User Configuration Parameters

AISBench Benchmark supports customizing the inference mode and evaluation process through two methods: Command Line Interface (CLI) Parameters and Configuration Constant File.

Command Line Parameters

The basic calling format for command line parameters [OPTIONS] is as follows:

ais_bench [OPTIONS]

Parameter Description

Based on the execution scenario, command line parameters are divided into three categories:

Common Parameters
Accuracy Evaluation Parameters (effective only when --mode is set to all, infer, eval, or viz)
Performance Evaluation Parameters (effective only when --mode is set to perf or perf_viz)

Accuracy Evaluation Parameters take effect only when the --mode parameter is specified as "all", "infer", "eval", "viz". Performance Evaluation Parameters take effect only when the --mode parameter is specified as "perf", "perf_viz". Common Parameters are not restricted by the task execution mode and can be specified in all modes.

Common Parameters

Applicable to all modes and can be used in combination with accuracy or performance parameters.

Parameter	Description	Example
`--models`	Specifies the name of the model inference backend task (corresponding to a pre-implemented default model configuration file under the path `ais_bench/benchmark/configs/models`). Multiple task names are supported; this parameter is mutually exclusive with the `config` parameter. For details, refer to 📚 Supported Models	`--models vllm_api_general`
`--datasets`	Specifies the name of the dataset task (corresponding to a pre-implemented default dataset configuration file under the path `ais_bench/benchmark/configs/datasets`). Multiple dataset names are supported; this parameter is mutually exclusive with the `config` parameter. For details, refer to 📚 Supported Dataset Types	`--datasets gsm8k_gen`
`--summarizer`	Specifies the name of the result summary task (corresponding to a pre-implemented default configuration file under the path `ais_bench/benchmark/configs/summarizers`). For details, refer to 📚 Supported Result Summary Tasks	`--summarizer medium`
`--mode` or `-m`	Running mode, optional values: `all`, `infer`, `eval`, `viz`, `perf`, `perf_viz`; default value is `all`. For details, refer to 📚 Running Mode Description.	`--mode infer` `-m all`
`--reuse` or `-r`	Specifies the timestamp in an existing working directory to continue execution and overwrite original results. Combined with the value of the `--mode` parameter, it can be used to resume interrupted inference, or perform accuracy calculation and visualization result printing based on existing inference results. If no parameter is added, the latest timestamp under `--work-dir` is automatically selected.	`--reuse 20250126_144254` `-r 20250126_144254`
`--work-dir` or `-w`	Specifies the evaluation working directory for saving output results. The default path is `outputs/default`.	`--work-dir /path/to/work` `-w /path/to/work`
`--config-dir`	The folder path where the configuration files for `models`, `datasets`, and `summarizers` are stored. The default path is `ais_bench/benchmark/configs`.	`--config-dir /xxx/xxx`
`--debug`	Enables Debug mode. This parameter is enabled if configured, and disabled if not configured; it is disabled by default. In Debug mode, all logs are printed directly to the terminal.	`--debug`
`--dry-run`	Enables Dry Run mode (only prints logs to the screen without actually running the task). This parameter is enabled if configured, and disabled if not configured; it is disabled by default.	`--dry-run`
`--max-workers-per-gpu`	Reserved parameter, not supported temporarily.	`--max-workers-per-gpu 1`
`--merge-ds`	Enables merged inference for datasets of the same type (running multiple datasets for the same task together).	`--merge-ds`

Accuracy Evaluation Parameters

Effective only when the mode is all, infer, eval, or viz.

◆ **Records provided**
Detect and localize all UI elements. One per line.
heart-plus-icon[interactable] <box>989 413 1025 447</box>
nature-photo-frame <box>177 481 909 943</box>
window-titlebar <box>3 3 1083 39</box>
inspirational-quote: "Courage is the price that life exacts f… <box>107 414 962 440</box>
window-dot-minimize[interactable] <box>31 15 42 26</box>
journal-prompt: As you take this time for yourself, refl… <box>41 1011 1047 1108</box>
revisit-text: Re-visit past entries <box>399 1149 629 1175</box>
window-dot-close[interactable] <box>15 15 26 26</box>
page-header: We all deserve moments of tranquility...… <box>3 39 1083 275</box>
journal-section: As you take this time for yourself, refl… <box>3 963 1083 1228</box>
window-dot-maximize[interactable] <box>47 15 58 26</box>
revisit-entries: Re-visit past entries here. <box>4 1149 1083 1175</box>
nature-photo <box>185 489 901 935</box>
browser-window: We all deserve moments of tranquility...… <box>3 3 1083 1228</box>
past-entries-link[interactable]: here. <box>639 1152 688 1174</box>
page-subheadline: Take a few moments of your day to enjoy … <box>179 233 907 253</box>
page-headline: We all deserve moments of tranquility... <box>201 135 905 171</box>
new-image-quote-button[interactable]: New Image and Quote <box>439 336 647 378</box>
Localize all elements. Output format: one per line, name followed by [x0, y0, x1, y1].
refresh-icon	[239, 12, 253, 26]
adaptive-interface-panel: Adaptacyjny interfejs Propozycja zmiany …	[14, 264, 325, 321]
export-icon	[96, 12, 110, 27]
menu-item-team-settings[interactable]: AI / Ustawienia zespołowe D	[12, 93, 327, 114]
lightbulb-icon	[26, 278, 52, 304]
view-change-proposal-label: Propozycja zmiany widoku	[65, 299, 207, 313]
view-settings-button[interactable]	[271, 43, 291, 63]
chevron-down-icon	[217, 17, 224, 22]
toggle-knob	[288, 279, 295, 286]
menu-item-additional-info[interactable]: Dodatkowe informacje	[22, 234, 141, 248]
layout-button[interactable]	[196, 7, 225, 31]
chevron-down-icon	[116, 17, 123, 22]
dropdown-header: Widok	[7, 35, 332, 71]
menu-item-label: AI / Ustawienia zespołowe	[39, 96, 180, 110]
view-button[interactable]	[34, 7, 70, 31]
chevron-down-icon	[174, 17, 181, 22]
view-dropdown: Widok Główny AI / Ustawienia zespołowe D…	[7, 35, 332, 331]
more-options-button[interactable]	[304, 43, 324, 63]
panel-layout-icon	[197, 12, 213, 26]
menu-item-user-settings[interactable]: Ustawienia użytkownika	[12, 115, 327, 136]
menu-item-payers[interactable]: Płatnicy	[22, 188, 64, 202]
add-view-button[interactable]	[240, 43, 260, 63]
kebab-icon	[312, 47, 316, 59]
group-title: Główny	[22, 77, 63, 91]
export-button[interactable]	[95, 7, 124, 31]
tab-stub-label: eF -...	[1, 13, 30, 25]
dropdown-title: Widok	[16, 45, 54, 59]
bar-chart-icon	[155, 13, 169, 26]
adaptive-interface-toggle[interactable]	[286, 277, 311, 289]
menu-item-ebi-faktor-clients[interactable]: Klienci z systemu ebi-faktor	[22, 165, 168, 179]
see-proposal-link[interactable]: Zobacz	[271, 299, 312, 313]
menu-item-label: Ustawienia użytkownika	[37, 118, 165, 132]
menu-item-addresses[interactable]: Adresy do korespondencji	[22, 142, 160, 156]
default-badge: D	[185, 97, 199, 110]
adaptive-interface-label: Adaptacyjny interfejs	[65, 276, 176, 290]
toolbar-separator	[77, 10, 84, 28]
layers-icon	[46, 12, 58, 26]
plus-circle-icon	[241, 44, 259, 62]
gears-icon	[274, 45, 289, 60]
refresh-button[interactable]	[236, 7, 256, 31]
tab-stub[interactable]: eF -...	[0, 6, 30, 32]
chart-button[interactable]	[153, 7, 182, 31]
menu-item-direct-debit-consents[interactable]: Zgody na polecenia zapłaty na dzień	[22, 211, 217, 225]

◆ **Written exercise**
In the AISBench parameter text above, what is the default path for the `--work-dir` option?

◆ **Written solution**
`outputs/default`